Tarea escrita:
Copia literalmente el pasaje de la columna sobre Macron y Trump comprendido entre "Antonio Alvarez-Solís" y "en su momento.", ambos incluidos.

Extracto de página:
● ● ●
Antonio Alvarez-Solís
Periodista

Walt Disney

No son nada esos líderes, pero creen ser todo ante unas urnas abastecidas perezosamente por transeúntes de la libertad que ya no es más que una sombra.

El espectáculo fue desbordante. Los Sres. Macron y Trump convirtieron París en su Walt Disney particular, con implicación de miles de zombies de diversas edades, todos con sus ojos puestos en la pista circense por ver si el domador francés podía con el oso americano en la arena del circo. No se trataba de nada más y mucho menos del anuncio de que en la nueva finca se hubiera diseñado una caseta para el mayor confort vital de los ciudadanos. Algo referente al empleo, a los salarios, a los servicios sociales, a una seguridad seria, a una producción y un comercio crecientes… Eso no lo esperaba nadie en la calle. Por eso no acudieron a votar en su momento.
● ● ●
Material proporcionado:

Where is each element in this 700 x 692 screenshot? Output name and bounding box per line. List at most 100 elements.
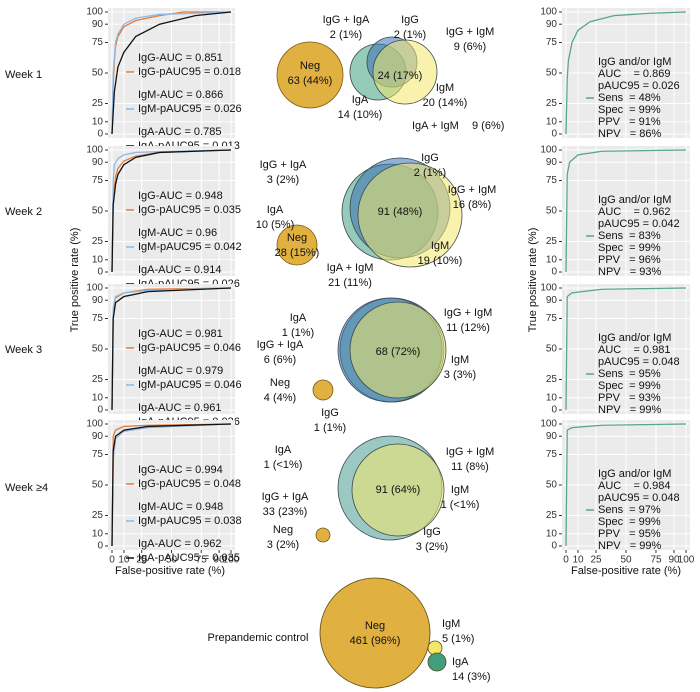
● ● ●
Respuesta a la tarea:
Antonio Alvarez-Solís
Periodista

Walt Disney

No son nada esos líderes, pero creen ser todo ante unas urnas abastecidas perezosamente por transeúntes de la libertad que ya no es más que una sombra.

El espectáculo fue desbordante. Los Sres. Macron y Trump convirtieron París en su Walt Disney particular, con implicación de miles de zombies de diversas edades, todos con sus ojos puestos en la pista circense por ver si el domador francés podía con el oso americano en la arena del circo. No se trataba de nada más y mucho menos del anuncio de que en la nueva finca se hubiera diseñado una caseta para el mayor confort vital de los ciudadanos. Algo referente al empleo, a los salarios, a los servicios sociales, a una seguridad seria, a una producción y un comercio crecientes… Eso no lo esperaba nadie en la calle. Por eso no acudieron a votar en su momento.